# WHAT TO DO
Show each line of the data below that has the string "this" in it.

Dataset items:
....

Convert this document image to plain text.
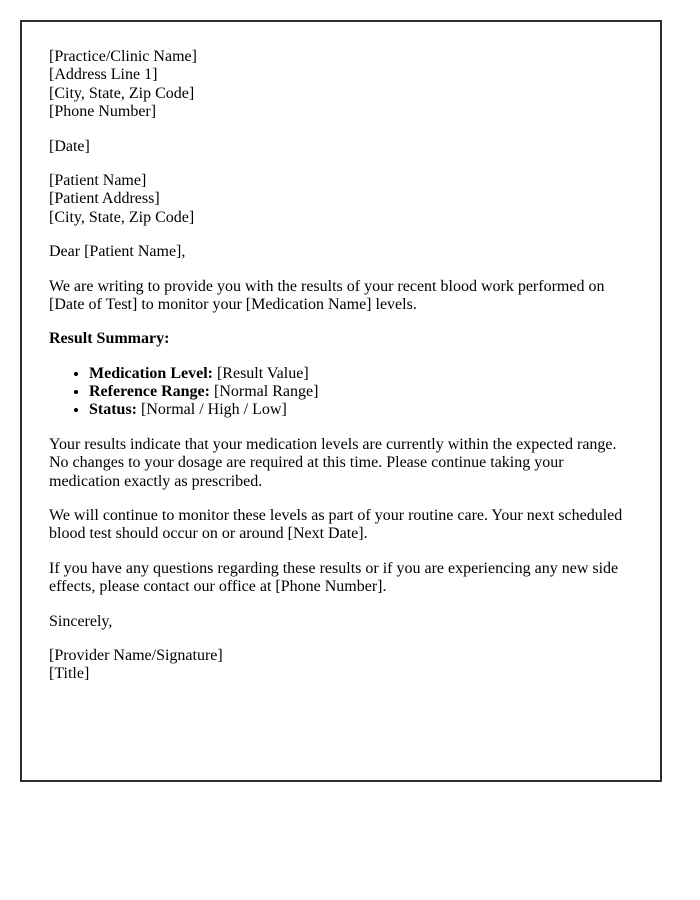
[Practice/Clinic Name]
[Address Line 1]
[City, State, Zip Code]
[Phone Number]

[Date]

[Patient Name]
[Patient Address]
[City, State, Zip Code]

Dear [Patient Name],

We are writing to provide you with the results of your recent blood work performed on [Date of Test] to monitor your [Medication Name] levels.

Result Summary:

• Medication Level: [Result Value]
• Reference Range: [Normal Range]
• Status: [Normal / High / Low]

Your results indicate that your medication levels are currently within the expected range. No changes to your dosage are required at this time. Please continue taking your medication exactly as prescribed.

We will continue to monitor these levels as part of your routine care. Your next scheduled blood test should occur on or around [Next Date].

If you have any questions regarding these results or if you are experiencing any new side effects, please contact our office at [Phone Number].

Sincerely,

[Provider Name/Signature]
[Title]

....

# THE OUTPUT
Convert this document image to plain text.
Your results indicate that your medication levels are currently within the expected range. No changes to your dosage are required at this time. Please continue taking your medication exactly as prescribed.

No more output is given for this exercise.